↓

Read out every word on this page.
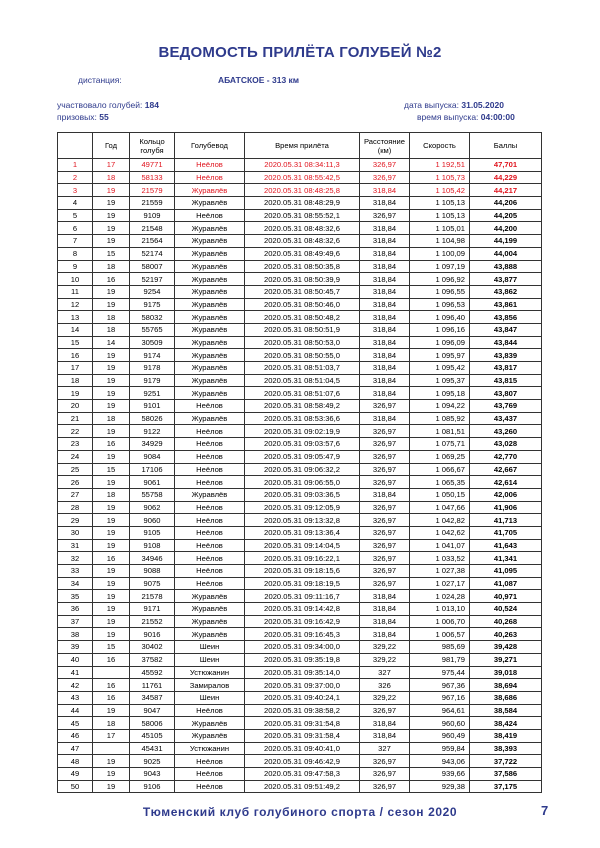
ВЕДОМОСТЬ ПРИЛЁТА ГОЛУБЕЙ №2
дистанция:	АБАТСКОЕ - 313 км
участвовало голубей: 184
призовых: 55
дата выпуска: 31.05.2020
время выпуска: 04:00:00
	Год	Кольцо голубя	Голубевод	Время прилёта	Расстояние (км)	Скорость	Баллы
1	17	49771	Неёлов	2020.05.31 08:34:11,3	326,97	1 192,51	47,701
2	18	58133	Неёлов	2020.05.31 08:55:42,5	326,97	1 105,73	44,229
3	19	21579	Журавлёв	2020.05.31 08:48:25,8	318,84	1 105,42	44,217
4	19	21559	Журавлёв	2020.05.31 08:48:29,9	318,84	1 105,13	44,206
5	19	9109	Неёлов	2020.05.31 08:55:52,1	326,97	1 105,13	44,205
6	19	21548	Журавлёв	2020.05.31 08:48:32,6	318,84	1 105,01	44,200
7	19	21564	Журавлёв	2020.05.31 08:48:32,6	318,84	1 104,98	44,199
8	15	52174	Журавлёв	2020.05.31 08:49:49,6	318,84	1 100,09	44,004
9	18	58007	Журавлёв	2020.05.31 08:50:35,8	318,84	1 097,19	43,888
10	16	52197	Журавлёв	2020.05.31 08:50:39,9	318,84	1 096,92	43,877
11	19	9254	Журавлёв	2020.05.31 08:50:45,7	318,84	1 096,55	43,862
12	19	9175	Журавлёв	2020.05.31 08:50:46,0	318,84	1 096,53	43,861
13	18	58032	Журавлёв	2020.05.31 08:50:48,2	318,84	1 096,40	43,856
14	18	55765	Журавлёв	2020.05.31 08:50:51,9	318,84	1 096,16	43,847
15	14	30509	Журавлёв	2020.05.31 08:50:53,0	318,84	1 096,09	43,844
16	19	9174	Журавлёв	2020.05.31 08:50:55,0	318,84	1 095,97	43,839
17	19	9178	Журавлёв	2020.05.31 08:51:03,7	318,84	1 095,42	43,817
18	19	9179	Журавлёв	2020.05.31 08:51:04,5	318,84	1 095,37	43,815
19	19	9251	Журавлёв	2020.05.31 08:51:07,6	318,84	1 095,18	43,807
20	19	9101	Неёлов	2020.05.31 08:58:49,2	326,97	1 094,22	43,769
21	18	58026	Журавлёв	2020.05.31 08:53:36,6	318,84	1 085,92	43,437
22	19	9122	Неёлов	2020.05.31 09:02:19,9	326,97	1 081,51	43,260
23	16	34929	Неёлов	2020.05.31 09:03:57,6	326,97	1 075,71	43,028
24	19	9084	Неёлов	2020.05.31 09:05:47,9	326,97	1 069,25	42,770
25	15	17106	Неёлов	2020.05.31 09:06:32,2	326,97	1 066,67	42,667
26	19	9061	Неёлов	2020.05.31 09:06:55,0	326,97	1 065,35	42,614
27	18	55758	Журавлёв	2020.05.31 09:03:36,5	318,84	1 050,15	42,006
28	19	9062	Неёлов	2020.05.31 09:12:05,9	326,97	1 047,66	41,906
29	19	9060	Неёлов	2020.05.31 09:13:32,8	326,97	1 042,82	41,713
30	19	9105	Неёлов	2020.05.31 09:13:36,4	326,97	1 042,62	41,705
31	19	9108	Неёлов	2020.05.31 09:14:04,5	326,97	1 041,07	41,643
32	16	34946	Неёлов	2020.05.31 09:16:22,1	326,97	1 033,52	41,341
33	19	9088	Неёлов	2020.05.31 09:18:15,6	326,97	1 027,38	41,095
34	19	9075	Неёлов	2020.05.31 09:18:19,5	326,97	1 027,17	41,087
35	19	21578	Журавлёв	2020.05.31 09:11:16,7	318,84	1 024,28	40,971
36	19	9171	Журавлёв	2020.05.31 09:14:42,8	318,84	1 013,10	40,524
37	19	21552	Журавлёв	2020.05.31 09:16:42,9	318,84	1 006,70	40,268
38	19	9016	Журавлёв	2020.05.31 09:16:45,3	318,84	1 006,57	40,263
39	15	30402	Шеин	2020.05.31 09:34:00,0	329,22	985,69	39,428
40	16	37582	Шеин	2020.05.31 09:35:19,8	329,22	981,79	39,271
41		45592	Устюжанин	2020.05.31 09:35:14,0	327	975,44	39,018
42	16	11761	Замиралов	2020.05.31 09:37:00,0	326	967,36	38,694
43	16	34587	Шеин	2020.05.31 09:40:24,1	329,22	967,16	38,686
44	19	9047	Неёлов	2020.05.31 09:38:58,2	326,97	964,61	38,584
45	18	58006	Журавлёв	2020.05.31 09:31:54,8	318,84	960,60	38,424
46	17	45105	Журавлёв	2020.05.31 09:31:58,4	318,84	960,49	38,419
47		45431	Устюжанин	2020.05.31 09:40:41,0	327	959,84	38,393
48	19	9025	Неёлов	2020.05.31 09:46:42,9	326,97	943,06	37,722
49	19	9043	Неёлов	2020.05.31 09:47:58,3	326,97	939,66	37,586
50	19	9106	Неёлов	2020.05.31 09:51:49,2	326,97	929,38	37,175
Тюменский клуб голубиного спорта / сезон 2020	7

↑

» **Goal of the exercise**
Pictures are not part of the copy; output everything else in the records exactly.

» **Exercise solution**
Read out every word on this page.
ВЕДОМОСТЬ ПРИЛЁТА ГОЛУБЕЙ №2
дистанция:	АБАТСКОЕ - 313 км
участвовало голубей: 184
призовых: 55
дата выпуска: 31.05.2020
время выпуска: 04:00:00
	Год	Кольцо голубя	Голубевод	Время прилёта	Расстояние (км)	Скорость	Баллы
1	17	49771	Неёлов	2020.05.31 08:34:11,3	326,97	1 192,51	47,701
2	18	58133	Неёлов	2020.05.31 08:55:42,5	326,97	1 105,73	44,229
3	19	21579	Журавлёв	2020.05.31 08:48:25,8	318,84	1 105,42	44,217
4	19	21559	Журавлёв	2020.05.31 08:48:29,9	318,84	1 105,13	44,206
5	19	9109	Неёлов	2020.05.31 08:55:52,1	326,97	1 105,13	44,205
6	19	21548	Журавлёв	2020.05.31 08:48:32,6	318,84	1 105,01	44,200
7	19	21564	Журавлёв	2020.05.31 08:48:32,6	318,84	1 104,98	44,199
8	15	52174	Журавлёв	2020.05.31 08:49:49,6	318,84	1 100,09	44,004
9	18	58007	Журавлёв	2020.05.31 08:50:35,8	318,84	1 097,19	43,888
10	16	52197	Журавлёв	2020.05.31 08:50:39,9	318,84	1 096,92	43,877
11	19	9254	Журавлёв	2020.05.31 08:50:45,7	318,84	1 096,55	43,862
12	19	9175	Журавлёв	2020.05.31 08:50:46,0	318,84	1 096,53	43,861
13	18	58032	Журавлёв	2020.05.31 08:50:48,2	318,84	1 096,40	43,856
14	18	55765	Журавлёв	2020.05.31 08:50:51,9	318,84	1 096,16	43,847
15	14	30509	Журавлёв	2020.05.31 08:50:53,0	318,84	1 096,09	43,844
16	19	9174	Журавлёв	2020.05.31 08:50:55,0	318,84	1 095,97	43,839
17	19	9178	Журавлёв	2020.05.31 08:51:03,7	318,84	1 095,42	43,817
18	19	9179	Журавлёв	2020.05.31 08:51:04,5	318,84	1 095,37	43,815
19	19	9251	Журавлёв	2020.05.31 08:51:07,6	318,84	1 095,18	43,807
20	19	9101	Неёлов	2020.05.31 08:58:49,2	326,97	1 094,22	43,769
21	18	58026	Журавлёв	2020.05.31 08:53:36,6	318,84	1 085,92	43,437
22	19	9122	Неёлов	2020.05.31 09:02:19,9	326,97	1 081,51	43,260
23	16	34929	Неёлов	2020.05.31 09:03:57,6	326,97	1 075,71	43,028
24	19	9084	Неёлов	2020.05.31 09:05:47,9	326,97	1 069,25	42,770
25	15	17106	Неёлов	2020.05.31 09:06:32,2	326,97	1 066,67	42,667
26	19	9061	Неёлов	2020.05.31 09:06:55,0	326,97	1 065,35	42,614
27	18	55758	Журавлёв	2020.05.31 09:03:36,5	318,84	1 050,15	42,006
28	19	9062	Неёлов	2020.05.31 09:12:05,9	326,97	1 047,66	41,906
29	19	9060	Неёлов	2020.05.31 09:13:32,8	326,97	1 042,82	41,713
30	19	9105	Неёлов	2020.05.31 09:13:36,4	326,97	1 042,62	41,705
31	19	9108	Неёлов	2020.05.31 09:14:04,5	326,97	1 041,07	41,643
32	16	34946	Неёлов	2020.05.31 09:16:22,1	326,97	1 033,52	41,341
33	19	9088	Неёлов	2020.05.31 09:18:15,6	326,97	1 027,38	41,095
34	19	9075	Неёлов	2020.05.31 09:18:19,5	326,97	1 027,17	41,087
35	19	21578	Журавлёв	2020.05.31 09:11:16,7	318,84	1 024,28	40,971
36	19	9171	Журавлёв	2020.05.31 09:14:42,8	318,84	1 013,10	40,524
37	19	21552	Журавлёв	2020.05.31 09:16:42,9	318,84	1 006,70	40,268
38	19	9016	Журавлёв	2020.05.31 09:16:45,3	318,84	1 006,57	40,263
39	15	30402	Шеин	2020.05.31 09:34:00,0	329,22	985,69	39,428
40	16	37582	Шеин	2020.05.31 09:35:19,8	329,22	981,79	39,271
41		45592	Устюжанин	2020.05.31 09:35:14,0	327	975,44	39,018
42	16	11761	Замиралов	2020.05.31 09:37:00,0	326	967,36	38,694
43	16	34587	Шеин	2020.05.31 09:40:24,1	329,22	967,16	38,686
44	19	9047	Неёлов	2020.05.31 09:38:58,2	326,97	964,61	38,584
45	18	58006	Журавлёв	2020.05.31 09:31:54,8	318,84	960,60	38,424
46	17	45105	Журавлёв	2020.05.31 09:31:58,4	318,84	960,49	38,419
47		45431	Устюжанин	2020.05.31 09:40:41,0	327	959,84	38,393
48	19	9025	Неёлов	2020.05.31 09:46:42,9	326,97	943,06	37,722
49	19	9043	Неёлов	2020.05.31 09:47:58,3	326,97	939,66	37,586
50	19	9106	Неёлов	2020.05.31 09:51:49,2	326,97	929,38	37,175
Тюменский клуб голубиного спорта / сезон 2020	7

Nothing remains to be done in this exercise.